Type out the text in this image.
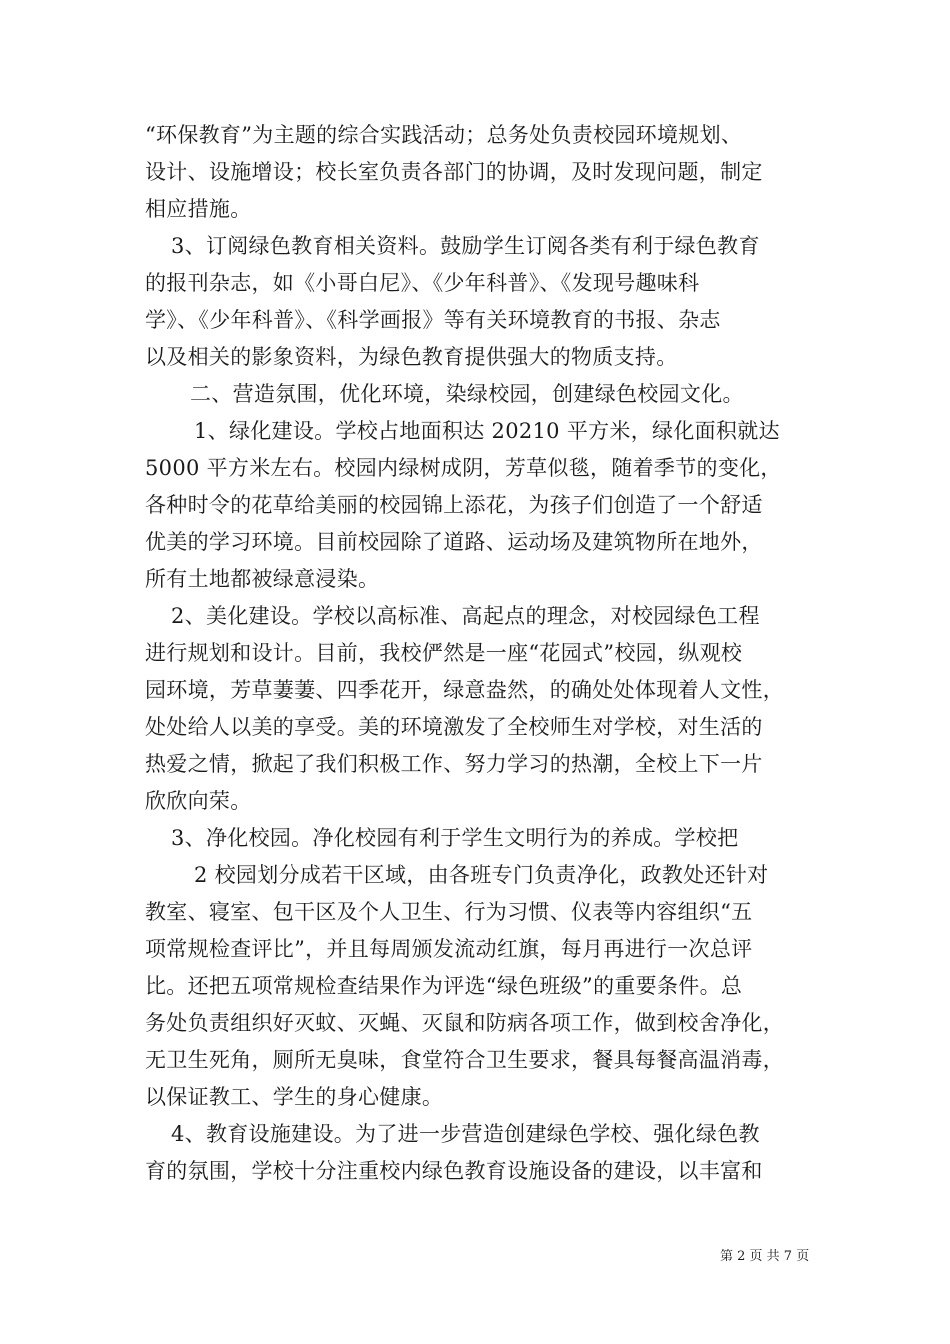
“环保教育”为主题的综合实践活动；总务处负责校园环境规划、
设计、设施增设；校长室负责各部门的协调，及时发现问题，制定
相应措施。
3、订阅绿色教育相关资料。鼓励学生订阅各类有利于绿色教育
的报刊杂志，如《小哥白尼》、《少年科普》、《发现号趣味科
学》、《少年科普》、《科学画报》等有关环境教育的书报、杂志
以及相关的影象资料，为绿色教育提供强大的物质支持。
二、营造氛围，优化环境，染绿校园，创建绿色校园文化。
1、绿化建设。学校占地面积达 20210 平方米，绿化面积就达
5000 平方米左右。校园内绿树成阴，芳草似毯，随着季节的变化，
各种时令的花草给美丽的校园锦上添花，为孩子们创造了一个舒适
优美的学习环境。目前校园除了道路、运动场及建筑物所在地外，
所有土地都被绿意浸染。
2、美化建设。学校以高标准、高起点的理念，对校园绿色工程
进行规划和设计。目前，我校俨然是一座“花园式”校园，纵观校
园环境，芳草萋萋、四季花开，绿意盎然，的确处处体现着人文性，
处处给人以美的享受。美的环境激发了全校师生对学校，对生活的
热爱之情，掀起了我们积极工作、努力学习的热潮，全校上下一片
欣欣向荣。
3、净化校园。净化校园有利于学生文明行为的养成。学校把
2 校园划分成若干区域，由各班专门负责净化，政教处还针对
教室、寝室、包干区及个人卫生、行为习惯、仪表等内容组织“五
项常规检查评比”，并且每周颁发流动红旗，每月再进行一次总评
比。还把五项常规检查结果作为评选“绿色班级”的重要条件。总
务处负责组织好灭蚊、灭蝇、灭鼠和防病各项工作，做到校舍净化，
无卫生死角，厕所无臭味，食堂符合卫生要求，餐具每餐高温消毒，
以保证教工、学生的身心健康。
4、教育设施建设。为了进一步营造创建绿色学校、强化绿色教
育的氛围，学校十分注重校内绿色教育设施设备的建设，以丰富和
第 2 页 共 7 页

────────────────────

Reproduce every line of the material precisely, omitting its pictures.

■ Result below ■
Type out the text in this image.
“环保教育”为主题的综合实践活动；总务处负责校园环境规划、
设计、设施增设；校长室负责各部门的协调，及时发现问题，制定
相应措施。
3、订阅绿色教育相关资料。鼓励学生订阅各类有利于绿色教育
的报刊杂志，如《小哥白尼》、《少年科普》、《发现号趣味科
学》、《少年科普》、《科学画报》等有关环境教育的书报、杂志
以及相关的影象资料，为绿色教育提供强大的物质支持。
二、营造氛围，优化环境，染绿校园，创建绿色校园文化。
1、绿化建设。学校占地面积达 20210 平方米，绿化面积就达
5000 平方米左右。校园内绿树成阴，芳草似毯，随着季节的变化，
各种时令的花草给美丽的校园锦上添花，为孩子们创造了一个舒适
优美的学习环境。目前校园除了道路、运动场及建筑物所在地外，
所有土地都被绿意浸染。
2、美化建设。学校以高标准、高起点的理念，对校园绿色工程
进行规划和设计。目前，我校俨然是一座“花园式”校园，纵观校
园环境，芳草萋萋、四季花开，绿意盎然，的确处处体现着人文性，
处处给人以美的享受。美的环境激发了全校师生对学校，对生活的
热爱之情，掀起了我们积极工作、努力学习的热潮，全校上下一片
欣欣向荣。
3、净化校园。净化校园有利于学生文明行为的养成。学校把
2 校园划分成若干区域，由各班专门负责净化，政教处还针对
教室、寝室、包干区及个人卫生、行为习惯、仪表等内容组织“五
项常规检查评比”，并且每周颁发流动红旗，每月再进行一次总评
比。还把五项常规检查结果作为评选“绿色班级”的重要条件。总
务处负责组织好灭蚊、灭蝇、灭鼠和防病各项工作，做到校舍净化，
无卫生死角，厕所无臭味，食堂符合卫生要求，餐具每餐高温消毒，
以保证教工、学生的身心健康。
4、教育设施建设。为了进一步营造创建绿色学校、强化绿色教
育的氛围，学校十分注重校内绿色教育设施设备的建设，以丰富和
第 2 页 共 7 页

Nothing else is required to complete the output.